## BEGIN Supplied passage
# Tax treatment of "bonus" shares under employer share scheme



## DB Dub (14 Dec 2011)

I have a query about income tax and CGT on my employer's share scheme

*Share Scheme*
Share scheme goes like this

1: you buy shares at the market rate from after tax salary 
e.g. 100 shares at €1 each

2: if you keep them for 3 years, the company awards you a matching number of shares for the shares bought three years previously
In the example I receive 100 shares
Lets say the market value is now €1.50 per share - so the matched shares have a nominal value of €150

3: the original and matching shares are now unrestricted i.e. you are free to sell them whenever you want

*Tax implications at these points in time*
point 1: none
point 2: I pay income tax at 41% on the nominal market value of the matched shares received. In the example this is 100 shares * €1.50 * 41% = €61
point 3: I pay capital gains tax at 25% on shares sold 

*Query*
a: As far as I can see from the revenue.ie info - when the shares are matched - for CGT purposes – I am considered to have bought 200 shares at €100 (i.e. the outlay on the original 100 shares)

b: lets say I sell all shares at €2 per share
the capital gain would be €400 (sale price) - €100 (purchase price)
so CGT is €300 * 25% = €75
note: _for simplicity purposes I am ignoring such detail as offsetting cost of acquisition and sale_

c: However, I paid €61 income tax on being granted the matching shares (i.e. at point 2 above)

*Questions*: 
1: Is the nominal value of the matching shares at the time of their award taken into account in any way in the CGT calculation

2: is the income tax I paid on this nominal value of the matching shares taken into account in any way in the CGT calculation
e.g. as a cost of enhancement


----------



## mandelbrot (14 Dec 2011)

Simple answer, no.


----------
## END Supplied passage
## BEGIN Given information
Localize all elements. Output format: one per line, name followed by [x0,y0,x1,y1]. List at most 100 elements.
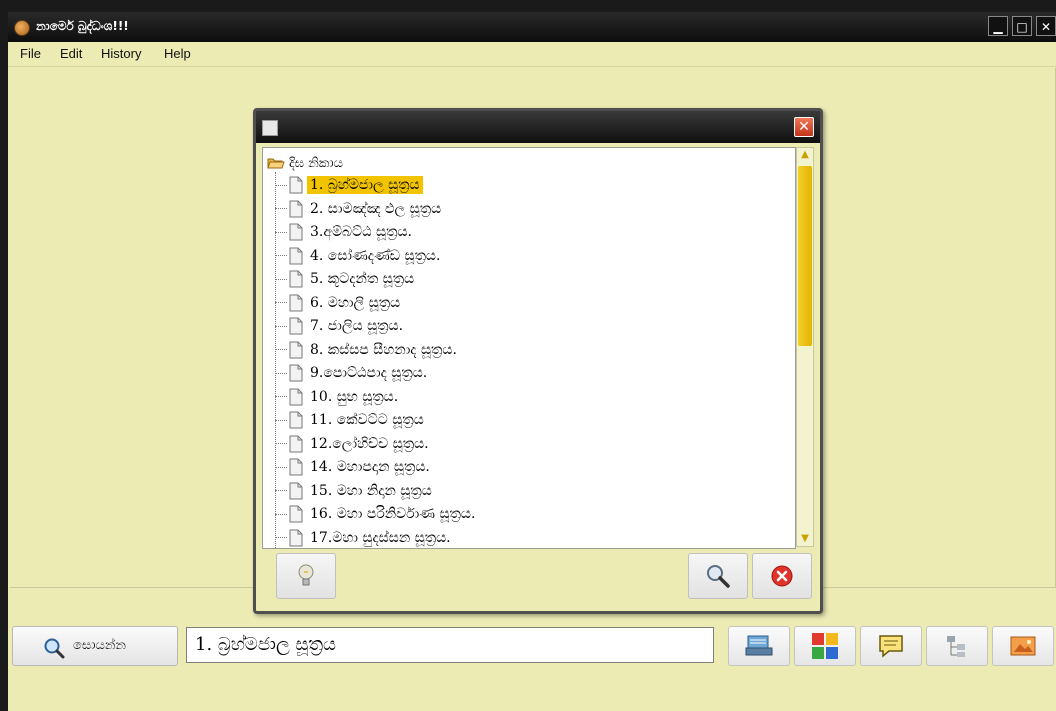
document-icon [289,482,303,499]
document-icon [289,435,303,452]
tree-connector [275,325,287,327]
maximize-button[interactable]: □ [1012,16,1032,36]
scrollbar-thumb[interactable] [798,166,812,346]
document-icon [289,294,303,311]
tree-item-label: 15. මහා නිදාන සූත්‍රය [310,482,432,499]
tree-item-label: 9.පොට්ඨපාද සූත්‍රය. [310,365,428,381]
tree-item[interactable]: 7. ජාලිය සූත්‍රය. [275,315,406,337]
document-icon [289,505,303,523]
tree-connector [275,372,287,374]
search-button[interactable]: සොයන්න [12,626,178,666]
tree-item[interactable]: 3.අම්බට්ඨ සූත්‍රය. [275,221,415,243]
tree-item-label: 10. සුභ සූත්‍රය. [310,388,399,405]
sutta-selection-dialog: ✕ දිඝ නිකාය 1. බ්‍රහ්මජාල සූත්‍රය 2. සාමඤ… [253,108,823,614]
tree-connector [275,278,287,280]
tree-connector [275,419,287,421]
app-logo-icon [14,20,30,36]
document-icon [289,411,303,429]
tree-item[interactable]: 15. මහා නිදාන සූත්‍රය [275,480,435,502]
tree-item[interactable]: 5. කූටදන්ත සූත්‍රය [275,268,417,290]
tree-item-label: 2. සාමඤ්ඤ ඵල සූත්‍රය [310,200,442,217]
scroll-down-arrow-icon[interactable]: ▼ [797,532,813,546]
tree-connector [275,255,287,256]
tree-connector [275,349,287,350]
comment-icon [879,635,903,658]
tree-item-label: 16. මහා පරිනිර්වාණ සූත්‍රය. [310,506,476,522]
tree-connector [275,513,287,515]
red-x-icon [771,565,793,587]
tree-root-node[interactable]: දිඝ නිකාය [267,152,343,174]
tree-item[interactable]: 1. බ්‍රහ්මජාල සූත්‍රය [275,174,423,196]
tree-item[interactable]: 11. කේවට්ට සූත්‍රය [275,409,427,431]
magnifier-icon [707,565,730,588]
document-icon [289,270,303,288]
tree-item[interactable]: 10. සුභ සූත්‍රය. [275,386,401,408]
menu-edit[interactable]: Edit [60,46,82,61]
document-icon [289,200,303,217]
tree-view-icon [947,636,965,657]
dialog-title-bar: ✕ [256,111,820,143]
tree-item-label: 17.මහා සුදස්සන සූත්‍රය. [310,529,451,546]
minimize-button[interactable]: ▁ [988,16,1008,36]
tree-item-label: 14. මහාපදාන සූත්‍රය. [310,459,430,475]
tree-item[interactable]: 2. සාමඤ්ඤ ඵල සූත්‍රය [275,198,444,220]
document-icon [289,388,303,405]
java-icon [262,120,278,136]
window-title: නාමෙර් බුද්ධංශ!!! [36,19,129,33]
tool-button-3[interactable] [860,626,922,666]
tree-item-label: 1. බ්‍රහ්මජාල සූත්‍රය [307,176,423,194]
tree-connector [275,537,287,538]
tree-scrollbar[interactable]: ▲ ▼ [796,147,814,547]
tree-item-label: 8. කස්සප සීහනාද සූත්‍රය. [310,341,457,358]
dialog-cancel-button[interactable] [752,553,812,599]
document-icon [289,317,303,335]
document-icon [289,529,303,546]
menu-history[interactable]: History [101,46,141,61]
picture-icon [1010,636,1036,656]
tree-item[interactable]: 9.පොට්ඨපාද සූත්‍රය. [275,362,430,384]
document-icon [289,176,303,194]
document-icon [289,247,303,264]
tree-item-label: 12.ලෝහිච්ච සූත්‍රය. [310,435,429,452]
tree-item-label: 7. ජාලිය සූත්‍රය. [310,318,404,334]
dialog-footer [262,551,814,607]
search-button-label: සොයන්න [73,638,126,653]
scanner-icon [745,635,773,656]
close-window-button[interactable]: ✕ [1036,16,1056,36]
menu-help[interactable]: Help [164,46,191,61]
menu-file[interactable]: File [20,46,41,61]
open-folder-icon [267,158,285,169]
tree-item[interactable]: 8. කස්සප සීහනාද සූත්‍රය. [275,339,460,361]
tool-button-5[interactable] [992,626,1054,666]
tree-connector [275,466,287,468]
lightbulb-icon [298,564,314,586]
tree-item-label: 11. කේවට්ට සූත්‍රය [310,412,424,428]
dialog-close-button[interactable]: ✕ [794,117,814,137]
tree-item[interactable]: 12.ලෝහිච්ච සූත්‍රය. [275,433,432,455]
tree-connector [275,184,287,186]
document-icon [289,223,303,241]
sutta-tree: දිඝ නිකාය 1. බ්‍රහ්මජාල සූත්‍රය 2. සාමඤ්ඤ… [262,147,796,549]
search-input[interactable]: 1. බ්‍රහ්මජාල සූත්‍රය [186,627,714,663]
unicode-chars-icon [812,633,838,659]
document-icon [289,364,303,382]
menu-bar: File Edit History Help [8,42,1056,67]
tree-item[interactable]: 17.මහා සුදස්සන සූත්‍රය. [275,527,454,549]
title-bar: නාමෙර් බුද්ධංශ!!! ▁ □ ✕ [8,12,1056,42]
hint-button[interactable] [276,553,336,599]
tree-item-label: 3.අම්බට්ඨ සූත්‍රය. [310,224,413,240]
tool-button-4[interactable] [926,626,988,666]
tree-connector [275,231,287,233]
tool-button-2[interactable] [794,626,856,666]
scroll-up-arrow-icon[interactable]: ▲ [797,148,813,162]
tool-button-1[interactable] [728,626,790,666]
search-icon [44,638,65,659]
document-icon [289,341,303,358]
tree-root-label: දිඝ නිකාය [289,155,343,171]
tree-item[interactable]: 16. මහා පරිනිර්වාණ සූත්‍රය. [275,503,478,525]
tree-item[interactable]: 4. සෝණදණ්ඩ සූත්‍රය. [275,245,443,267]
tree-item[interactable]: 6. මහාලි සූත්‍රය [275,292,403,314]
dialog-search-button[interactable] [688,553,748,599]
tree-item[interactable]: 14. මහාපදාන සූත්‍රය. [275,456,433,478]
tree-connector [275,208,287,209]
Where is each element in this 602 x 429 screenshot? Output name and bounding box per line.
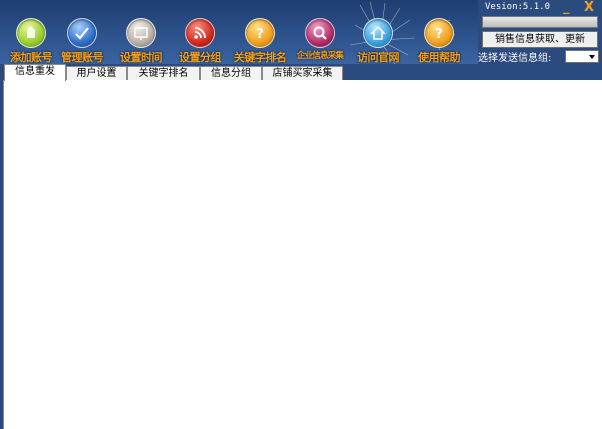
- manage-account-icon: [67, 18, 97, 48]
- keyword-rank-label: 关键字排名: [233, 51, 287, 64]
- set-group-label: 设置分组: [179, 51, 222, 64]
- tab-resend[interactable]: 信息重发: [4, 64, 66, 81]
- enterprise-collect-label: 企业信息采集: [296, 51, 344, 61]
- set-time-icon: [126, 18, 156, 48]
- enterprise-collect-icon: [305, 18, 335, 48]
- help-button[interactable]: ? 使用帮助: [408, 18, 470, 64]
- visit-website-label: 访问官网: [357, 51, 400, 64]
- tab-user-settings[interactable]: 用户设置: [66, 66, 127, 80]
- send-group-select[interactable]: [565, 50, 599, 63]
- manage-account-button[interactable]: 管理账号: [51, 18, 113, 64]
- svg-text:?: ?: [435, 27, 443, 42]
- status-bar: [482, 16, 598, 28]
- home-icon: [363, 18, 393, 48]
- manage-account-label: 管理账号: [61, 51, 104, 64]
- fetch-update-button[interactable]: 销售信息获取、更新: [482, 31, 598, 48]
- tab-info-group[interactable]: 信息分组: [200, 66, 262, 80]
- help-icon: ?: [424, 18, 454, 48]
- keyword-rank-button[interactable]: ? 关键字排名: [229, 18, 291, 64]
- tab-content-area: [3, 80, 602, 429]
- minimize-button[interactable]: _: [563, 0, 570, 15]
- tab-keyword-rank[interactable]: 关键字排名: [127, 66, 200, 80]
- chevron-down-icon: [589, 55, 595, 59]
- help-label: 使用帮助: [418, 51, 461, 64]
- add-account-icon: [16, 18, 46, 48]
- set-time-label: 设置时间: [120, 51, 163, 64]
- set-group-icon: [185, 18, 215, 48]
- svg-text:?: ?: [256, 27, 264, 42]
- enterprise-collect-button[interactable]: 企业信息采集: [289, 18, 351, 62]
- set-time-button[interactable]: 设置时间: [110, 18, 172, 64]
- close-button[interactable]: X: [584, 0, 594, 15]
- send-group-label: 选择发送信息组:: [478, 53, 552, 64]
- keyword-rank-icon: ?: [245, 18, 275, 48]
- set-group-button[interactable]: 设置分组: [169, 18, 231, 64]
- visit-website-button[interactable]: 访问官网: [347, 18, 409, 64]
- version-label: Vesion:5.1.0: [485, 2, 551, 12]
- tab-shop-buyer-collect[interactable]: 店铺买家采集: [262, 66, 343, 80]
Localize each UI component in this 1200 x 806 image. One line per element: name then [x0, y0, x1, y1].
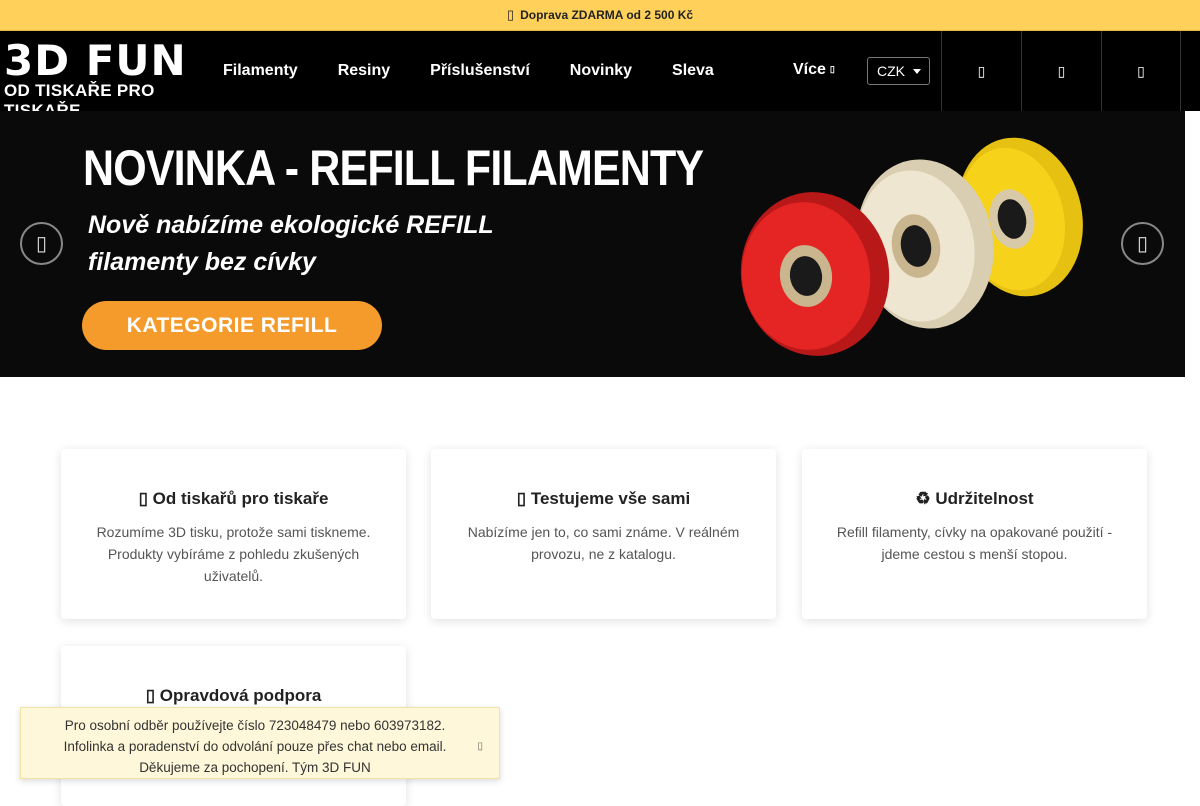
shipping-text: Doprava ZDARMA od 2 500 Kč: [520, 8, 694, 22]
notice-line: Pro osobní odběr používejte číslo 723048…: [64, 718, 446, 733]
banner-cta-button[interactable]: KATEGORIE REFILL: [82, 301, 382, 350]
logo-main: 3D FUN: [4, 36, 187, 85]
more-label: Více: [793, 61, 826, 78]
search-button[interactable]: ▯: [941, 31, 1021, 111]
wrench-icon: ▯: [145, 686, 160, 705]
currency-select[interactable]: CZK: [867, 57, 930, 85]
notice-line: Děkujeme za pochopení. Tým 3D FUN: [139, 760, 371, 775]
account-button[interactable]: ▯: [1021, 31, 1101, 111]
more-menu[interactable]: Více ▯: [793, 61, 835, 79]
printer-icon: ▯: [138, 489, 153, 508]
chevron-down-icon: ▯: [829, 64, 835, 75]
truck-icon: ▯: [506, 7, 515, 22]
flask-icon: ▯: [516, 489, 531, 508]
logo[interactable]: 3D FUN OD TISKAŘE PRO TISKAŘE: [4, 36, 206, 121]
feature-title: ▯ Testujeme vše sami: [516, 489, 691, 508]
banner-prev-button[interactable]: ▯: [20, 222, 63, 265]
chevron-left-icon: ▯: [35, 233, 47, 255]
cart-button[interactable]: ▯: [1101, 31, 1181, 111]
feature-title: ▯ Od tiskařů pro tiskaře: [138, 489, 329, 508]
feature-card-testing: ▯ Testujeme vše sami Nabízíme jen to, co…: [431, 449, 776, 619]
cart-icon: ▯: [1137, 62, 1145, 79]
main-nav: Filamenty Resiny Příslušenství Novinky S…: [223, 31, 754, 111]
user-icon: ▯: [1057, 62, 1066, 79]
header: 3D FUN OD TISKAŘE PRO TISKAŘE Filamenty …: [0, 31, 1200, 121]
feature-card-printers: ▯ Od tiskařů pro tiskaře Rozumíme 3D tis…: [61, 449, 406, 619]
hero-banner[interactable]: NOVINKA - REFILL FILAMENTY Nově nabízíme…: [0, 111, 1185, 377]
notice-line: Infolinka a poradenství do odvolání pouz…: [63, 739, 447, 754]
feature-text: Nabízíme jen to, co sami známe. V reálné…: [467, 524, 740, 562]
currency-value: CZK: [877, 63, 905, 79]
feature-title: ♻ Udržitelnost: [915, 489, 1034, 508]
chevron-right-icon: ▯: [1136, 233, 1148, 255]
banner-next-button[interactable]: ▯: [1121, 222, 1164, 265]
search-icon: ▯: [977, 62, 986, 79]
nav-novinky[interactable]: Novinky: [570, 62, 632, 80]
refill-spools-image: [740, 137, 1083, 356]
caret-down-icon: [913, 68, 921, 74]
feature-title: ▯ Opravdová podpora: [145, 686, 322, 705]
nav-prislusenstvi[interactable]: Příslušenství: [430, 62, 530, 80]
nav-resiny[interactable]: Resiny: [338, 62, 390, 80]
feature-text: Refill filamenty, cívky na opakované pou…: [836, 524, 1113, 562]
banner-subtitle: Nově nabízíme ekologické REFILL filament…: [88, 211, 494, 276]
feature-text: Rozumíme 3D tisku, protože sami tiskneme…: [96, 524, 371, 584]
close-icon[interactable]: ▯: [477, 736, 483, 757]
feature-card-sustainability: ♻ Udržitelnost Refill filamenty, cívky n…: [802, 449, 1147, 619]
shipping-bar: ▯ Doprava ZDARMA od 2 500 Kč: [0, 0, 1200, 31]
nav-filamenty[interactable]: Filamenty: [223, 62, 298, 80]
banner-title: NOVINKA - REFILL FILAMENTY: [83, 140, 704, 196]
nav-sleva[interactable]: Sleva: [672, 62, 714, 80]
info-notice: Pro osobní odběr používejte číslo 723048…: [20, 707, 500, 779]
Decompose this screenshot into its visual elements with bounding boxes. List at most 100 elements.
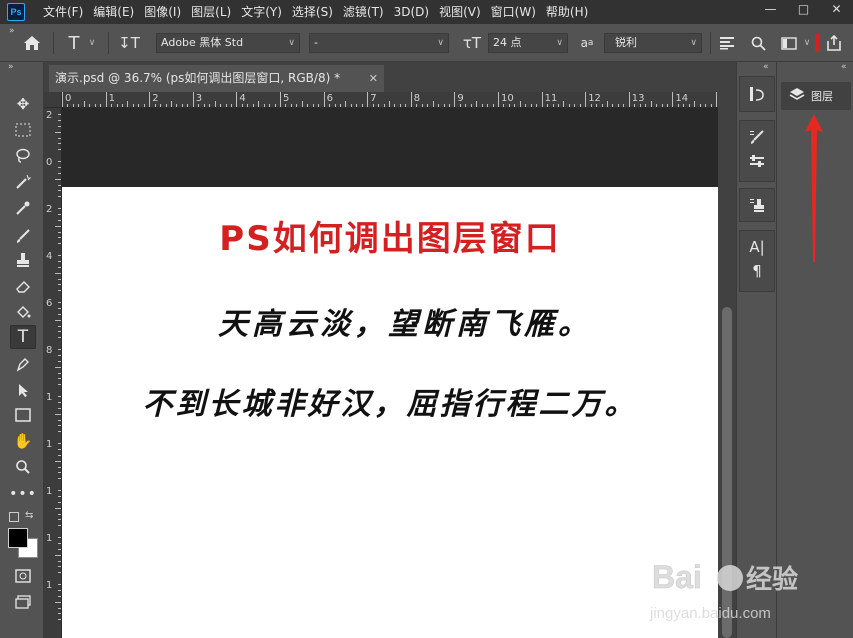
## END Given information
Request.
List every per-share price in euros that the forum thread on employer bonus shares gives, with the point in the scheme each one belongs to.

Task response.
- €1: the market price paid per share when buying the original 100 shares
- €1.50: the market value per share when the matching shares are awarded after 3 years
- €2: the price per share in the example where all shares are sold